[Stored records]

** begin **

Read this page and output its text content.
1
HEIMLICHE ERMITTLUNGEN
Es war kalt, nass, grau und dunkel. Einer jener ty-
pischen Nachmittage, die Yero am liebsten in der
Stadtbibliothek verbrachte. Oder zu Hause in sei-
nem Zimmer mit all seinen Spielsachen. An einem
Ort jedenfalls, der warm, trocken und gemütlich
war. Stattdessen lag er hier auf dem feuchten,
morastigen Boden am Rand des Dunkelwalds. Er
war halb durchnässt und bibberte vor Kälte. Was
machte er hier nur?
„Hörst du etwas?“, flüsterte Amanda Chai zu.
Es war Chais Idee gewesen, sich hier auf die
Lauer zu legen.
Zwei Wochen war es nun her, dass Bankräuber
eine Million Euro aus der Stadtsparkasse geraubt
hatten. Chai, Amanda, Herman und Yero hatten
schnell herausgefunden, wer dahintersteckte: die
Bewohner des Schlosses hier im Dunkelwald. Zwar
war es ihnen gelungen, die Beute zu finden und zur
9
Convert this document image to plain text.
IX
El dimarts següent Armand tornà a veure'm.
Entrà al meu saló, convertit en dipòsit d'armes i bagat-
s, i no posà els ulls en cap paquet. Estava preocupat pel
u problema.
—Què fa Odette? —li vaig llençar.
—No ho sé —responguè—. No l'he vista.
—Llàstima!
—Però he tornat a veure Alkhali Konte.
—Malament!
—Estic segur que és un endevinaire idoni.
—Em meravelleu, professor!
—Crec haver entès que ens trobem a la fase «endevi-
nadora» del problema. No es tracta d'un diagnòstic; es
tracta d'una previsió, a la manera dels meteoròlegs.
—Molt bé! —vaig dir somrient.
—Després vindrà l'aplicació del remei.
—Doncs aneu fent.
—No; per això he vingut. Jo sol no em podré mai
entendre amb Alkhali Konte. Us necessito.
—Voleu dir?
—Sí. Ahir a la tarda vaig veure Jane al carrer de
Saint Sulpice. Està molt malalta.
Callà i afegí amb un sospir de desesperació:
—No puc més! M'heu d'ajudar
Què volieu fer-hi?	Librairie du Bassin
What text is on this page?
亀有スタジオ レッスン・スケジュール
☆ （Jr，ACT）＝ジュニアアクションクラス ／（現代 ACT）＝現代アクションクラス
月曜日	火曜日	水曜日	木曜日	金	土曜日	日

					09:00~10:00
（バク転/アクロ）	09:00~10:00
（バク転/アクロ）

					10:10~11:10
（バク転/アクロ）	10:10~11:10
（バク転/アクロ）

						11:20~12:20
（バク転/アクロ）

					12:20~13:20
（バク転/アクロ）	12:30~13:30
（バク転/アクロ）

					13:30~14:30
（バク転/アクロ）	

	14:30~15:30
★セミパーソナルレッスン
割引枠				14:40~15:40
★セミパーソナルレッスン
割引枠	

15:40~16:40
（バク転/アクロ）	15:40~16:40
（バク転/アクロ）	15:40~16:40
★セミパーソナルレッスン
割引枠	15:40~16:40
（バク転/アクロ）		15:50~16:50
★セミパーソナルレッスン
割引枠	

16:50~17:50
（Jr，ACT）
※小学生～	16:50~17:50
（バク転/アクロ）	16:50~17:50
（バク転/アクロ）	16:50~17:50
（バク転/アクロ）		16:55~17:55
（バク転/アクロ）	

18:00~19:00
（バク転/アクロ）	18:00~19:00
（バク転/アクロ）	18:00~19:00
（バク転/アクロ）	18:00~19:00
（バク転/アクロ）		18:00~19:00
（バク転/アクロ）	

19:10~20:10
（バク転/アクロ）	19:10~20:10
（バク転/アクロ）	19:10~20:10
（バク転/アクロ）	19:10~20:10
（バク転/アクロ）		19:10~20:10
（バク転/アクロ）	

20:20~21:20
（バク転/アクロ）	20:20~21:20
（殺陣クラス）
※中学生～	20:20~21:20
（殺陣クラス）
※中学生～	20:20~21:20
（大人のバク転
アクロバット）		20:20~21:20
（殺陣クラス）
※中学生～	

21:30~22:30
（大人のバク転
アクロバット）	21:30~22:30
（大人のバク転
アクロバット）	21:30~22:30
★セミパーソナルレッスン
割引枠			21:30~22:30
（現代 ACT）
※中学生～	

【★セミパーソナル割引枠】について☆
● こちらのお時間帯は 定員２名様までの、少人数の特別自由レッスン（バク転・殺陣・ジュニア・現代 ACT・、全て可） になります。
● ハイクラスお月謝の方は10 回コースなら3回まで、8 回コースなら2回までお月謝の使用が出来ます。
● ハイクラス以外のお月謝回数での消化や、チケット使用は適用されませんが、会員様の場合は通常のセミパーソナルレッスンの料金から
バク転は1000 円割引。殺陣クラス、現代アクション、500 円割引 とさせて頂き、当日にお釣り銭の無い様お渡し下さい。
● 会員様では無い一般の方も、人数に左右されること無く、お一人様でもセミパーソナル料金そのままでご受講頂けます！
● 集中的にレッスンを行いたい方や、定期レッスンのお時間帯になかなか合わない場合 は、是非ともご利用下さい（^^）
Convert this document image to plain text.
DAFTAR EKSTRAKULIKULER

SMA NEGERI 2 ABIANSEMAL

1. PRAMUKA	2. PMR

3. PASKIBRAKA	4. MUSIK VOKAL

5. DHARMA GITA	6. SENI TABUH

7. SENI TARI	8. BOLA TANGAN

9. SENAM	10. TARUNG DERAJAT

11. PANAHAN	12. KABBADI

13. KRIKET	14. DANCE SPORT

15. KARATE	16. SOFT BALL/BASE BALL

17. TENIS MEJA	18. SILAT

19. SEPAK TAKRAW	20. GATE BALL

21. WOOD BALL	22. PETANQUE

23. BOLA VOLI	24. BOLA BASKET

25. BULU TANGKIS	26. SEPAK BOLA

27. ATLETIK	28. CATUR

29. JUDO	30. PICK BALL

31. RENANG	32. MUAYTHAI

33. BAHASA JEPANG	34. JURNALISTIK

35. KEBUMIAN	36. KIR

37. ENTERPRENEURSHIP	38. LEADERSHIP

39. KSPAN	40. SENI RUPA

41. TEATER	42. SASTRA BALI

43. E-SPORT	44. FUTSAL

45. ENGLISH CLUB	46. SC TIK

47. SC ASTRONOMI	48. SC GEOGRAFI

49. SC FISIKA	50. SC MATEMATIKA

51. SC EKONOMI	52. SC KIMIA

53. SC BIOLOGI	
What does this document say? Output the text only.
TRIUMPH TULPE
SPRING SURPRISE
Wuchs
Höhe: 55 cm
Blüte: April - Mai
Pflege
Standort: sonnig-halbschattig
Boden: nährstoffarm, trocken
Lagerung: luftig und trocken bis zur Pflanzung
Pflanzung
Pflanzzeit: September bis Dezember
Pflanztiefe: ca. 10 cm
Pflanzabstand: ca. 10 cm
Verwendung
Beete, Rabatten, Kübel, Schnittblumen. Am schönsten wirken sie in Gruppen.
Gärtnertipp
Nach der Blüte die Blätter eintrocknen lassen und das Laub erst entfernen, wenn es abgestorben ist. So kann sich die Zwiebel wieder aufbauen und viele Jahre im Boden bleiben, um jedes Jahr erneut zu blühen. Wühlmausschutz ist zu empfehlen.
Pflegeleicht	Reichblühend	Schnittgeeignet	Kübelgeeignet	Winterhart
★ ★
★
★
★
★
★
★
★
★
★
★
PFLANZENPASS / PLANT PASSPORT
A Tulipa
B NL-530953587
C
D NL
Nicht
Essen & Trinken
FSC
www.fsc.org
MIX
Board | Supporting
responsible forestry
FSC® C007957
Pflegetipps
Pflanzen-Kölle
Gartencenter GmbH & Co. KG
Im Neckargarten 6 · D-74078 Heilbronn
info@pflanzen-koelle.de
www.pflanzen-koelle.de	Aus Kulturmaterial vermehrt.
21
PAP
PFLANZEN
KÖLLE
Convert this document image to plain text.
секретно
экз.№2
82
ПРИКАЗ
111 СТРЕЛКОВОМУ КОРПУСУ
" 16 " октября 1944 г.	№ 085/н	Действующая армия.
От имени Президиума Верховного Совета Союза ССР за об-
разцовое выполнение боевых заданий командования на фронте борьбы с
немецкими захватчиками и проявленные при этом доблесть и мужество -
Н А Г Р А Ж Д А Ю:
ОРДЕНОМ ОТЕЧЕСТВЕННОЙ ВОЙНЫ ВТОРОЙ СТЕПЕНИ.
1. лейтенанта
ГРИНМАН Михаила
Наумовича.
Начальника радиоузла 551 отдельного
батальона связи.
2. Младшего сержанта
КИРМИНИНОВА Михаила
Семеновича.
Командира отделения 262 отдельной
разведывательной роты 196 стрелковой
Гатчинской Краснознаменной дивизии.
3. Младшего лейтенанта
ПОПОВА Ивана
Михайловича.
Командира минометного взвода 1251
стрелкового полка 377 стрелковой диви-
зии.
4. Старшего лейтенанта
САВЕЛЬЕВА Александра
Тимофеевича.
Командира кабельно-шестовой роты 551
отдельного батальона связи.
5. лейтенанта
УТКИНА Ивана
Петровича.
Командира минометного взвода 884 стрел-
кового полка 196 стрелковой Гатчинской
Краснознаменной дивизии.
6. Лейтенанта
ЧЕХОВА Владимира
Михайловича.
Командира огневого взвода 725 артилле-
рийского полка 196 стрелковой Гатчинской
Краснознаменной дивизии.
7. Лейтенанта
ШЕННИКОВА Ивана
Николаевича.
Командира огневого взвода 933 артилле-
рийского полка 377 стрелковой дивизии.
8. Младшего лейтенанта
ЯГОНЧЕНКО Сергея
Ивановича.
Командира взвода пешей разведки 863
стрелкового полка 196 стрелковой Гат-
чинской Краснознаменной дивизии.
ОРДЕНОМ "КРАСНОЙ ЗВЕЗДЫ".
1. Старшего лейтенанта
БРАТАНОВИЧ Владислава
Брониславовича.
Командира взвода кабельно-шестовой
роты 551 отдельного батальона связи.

** end **

> What you will do
Pull every line holding "связи" out of the records.

> Final answer
батальона связи.
отдельного батальона связи.
роты 551 отдельного батальона связи.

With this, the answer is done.